> [WHAT YOU SHOULD DO]: Send each entry back exactly as given, pictures excluded.

> [MATERIAL PROVIDED]:
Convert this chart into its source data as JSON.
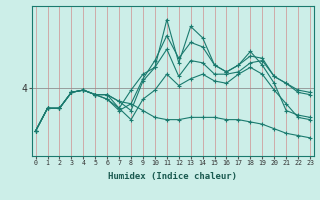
{
  "xlabel": "Humidex (Indice chaleur)",
  "bg_color": "#cceee8",
  "line_color": "#1a7a6e",
  "grid_color": "#c0d8d0",
  "x_values": [
    0,
    1,
    2,
    3,
    4,
    5,
    6,
    7,
    8,
    9,
    10,
    11,
    12,
    13,
    14,
    15,
    16,
    17,
    18,
    19,
    20,
    21,
    22,
    23
  ],
  "series": [
    [
      3.05,
      3.55,
      3.55,
      3.9,
      3.95,
      3.85,
      3.85,
      3.7,
      3.5,
      4.15,
      4.45,
      5.5,
      4.55,
      5.35,
      5.1,
      4.5,
      4.35,
      4.5,
      4.8,
      4.5,
      4.1,
      3.5,
      3.4,
      3.35
    ],
    [
      3.05,
      3.55,
      3.55,
      3.9,
      3.95,
      3.85,
      3.85,
      3.7,
      3.65,
      4.2,
      4.6,
      5.15,
      4.65,
      5.0,
      4.9,
      4.5,
      4.35,
      4.5,
      4.7,
      4.65,
      4.25,
      4.1,
      3.9,
      3.85
    ],
    [
      3.05,
      3.55,
      3.55,
      3.9,
      3.95,
      3.85,
      3.85,
      3.55,
      3.95,
      4.3,
      4.45,
      4.85,
      4.25,
      4.6,
      4.55,
      4.3,
      4.3,
      4.35,
      4.55,
      4.6,
      4.25,
      4.1,
      3.95,
      3.9
    ],
    [
      3.05,
      3.55,
      3.55,
      3.9,
      3.95,
      3.85,
      3.75,
      3.55,
      3.3,
      3.75,
      3.95,
      4.3,
      4.05,
      4.2,
      4.3,
      4.15,
      4.1,
      4.3,
      4.45,
      4.3,
      3.95,
      3.65,
      3.35,
      3.3
    ],
    [
      3.05,
      3.55,
      3.55,
      3.9,
      3.95,
      3.85,
      3.75,
      3.5,
      3.65,
      3.5,
      3.35,
      3.3,
      3.3,
      3.35,
      3.35,
      3.35,
      3.3,
      3.3,
      3.25,
      3.2,
      3.1,
      3.0,
      2.95,
      2.9
    ]
  ],
  "hline_y": 4.0,
  "xlim": [
    -0.3,
    23.3
  ],
  "ylim": [
    2.5,
    5.8
  ],
  "yticks": [
    4
  ],
  "xticks": [
    0,
    1,
    2,
    3,
    4,
    5,
    6,
    7,
    8,
    9,
    10,
    11,
    12,
    13,
    14,
    15,
    16,
    17,
    18,
    19,
    20,
    21,
    22,
    23
  ]
}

> [EXPECTED ANSWER]:
Convert this chart into its source data as JSON.
{
  "xlabel": "Humidex (Indice chaleur)",
  "bg_color": "#cceee8",
  "line_color": "#1a7a6e",
  "grid_color": "#c0d8d0",
  "x_values": [
    0,
    1,
    2,
    3,
    4,
    5,
    6,
    7,
    8,
    9,
    10,
    11,
    12,
    13,
    14,
    15,
    16,
    17,
    18,
    19,
    20,
    21,
    22,
    23
  ],
  "series": [
    [
      3.05,
      3.55,
      3.55,
      3.9,
      3.95,
      3.85,
      3.85,
      3.7,
      3.5,
      4.15,
      4.45,
      5.5,
      4.55,
      5.35,
      5.1,
      4.5,
      4.35,
      4.5,
      4.8,
      4.5,
      4.1,
      3.5,
      3.4,
      3.35
    ],
    [
      3.05,
      3.55,
      3.55,
      3.9,
      3.95,
      3.85,
      3.85,
      3.7,
      3.65,
      4.2,
      4.6,
      5.15,
      4.65,
      5.0,
      4.9,
      4.5,
      4.35,
      4.5,
      4.7,
      4.65,
      4.25,
      4.1,
      3.9,
      3.85
    ],
    [
      3.05,
      3.55,
      3.55,
      3.9,
      3.95,
      3.85,
      3.85,
      3.55,
      3.95,
      4.3,
      4.45,
      4.85,
      4.25,
      4.6,
      4.55,
      4.3,
      4.3,
      4.35,
      4.55,
      4.6,
      4.25,
      4.1,
      3.95,
      3.9
    ],
    [
      3.05,
      3.55,
      3.55,
      3.9,
      3.95,
      3.85,
      3.75,
      3.55,
      3.3,
      3.75,
      3.95,
      4.3,
      4.05,
      4.2,
      4.3,
      4.15,
      4.1,
      4.3,
      4.45,
      4.3,
      3.95,
      3.65,
      3.35,
      3.3
    ],
    [
      3.05,
      3.55,
      3.55,
      3.9,
      3.95,
      3.85,
      3.75,
      3.5,
      3.65,
      3.5,
      3.35,
      3.3,
      3.3,
      3.35,
      3.35,
      3.35,
      3.3,
      3.3,
      3.25,
      3.2,
      3.1,
      3.0,
      2.95,
      2.9
    ]
  ],
  "hline_y": 4.0,
  "xlim": [
    -0.3,
    23.3
  ],
  "ylim": [
    2.5,
    5.8
  ],
  "yticks": [
    4
  ],
  "xticks": [
    0,
    1,
    2,
    3,
    4,
    5,
    6,
    7,
    8,
    9,
    10,
    11,
    12,
    13,
    14,
    15,
    16,
    17,
    18,
    19,
    20,
    21,
    22,
    23
  ]
}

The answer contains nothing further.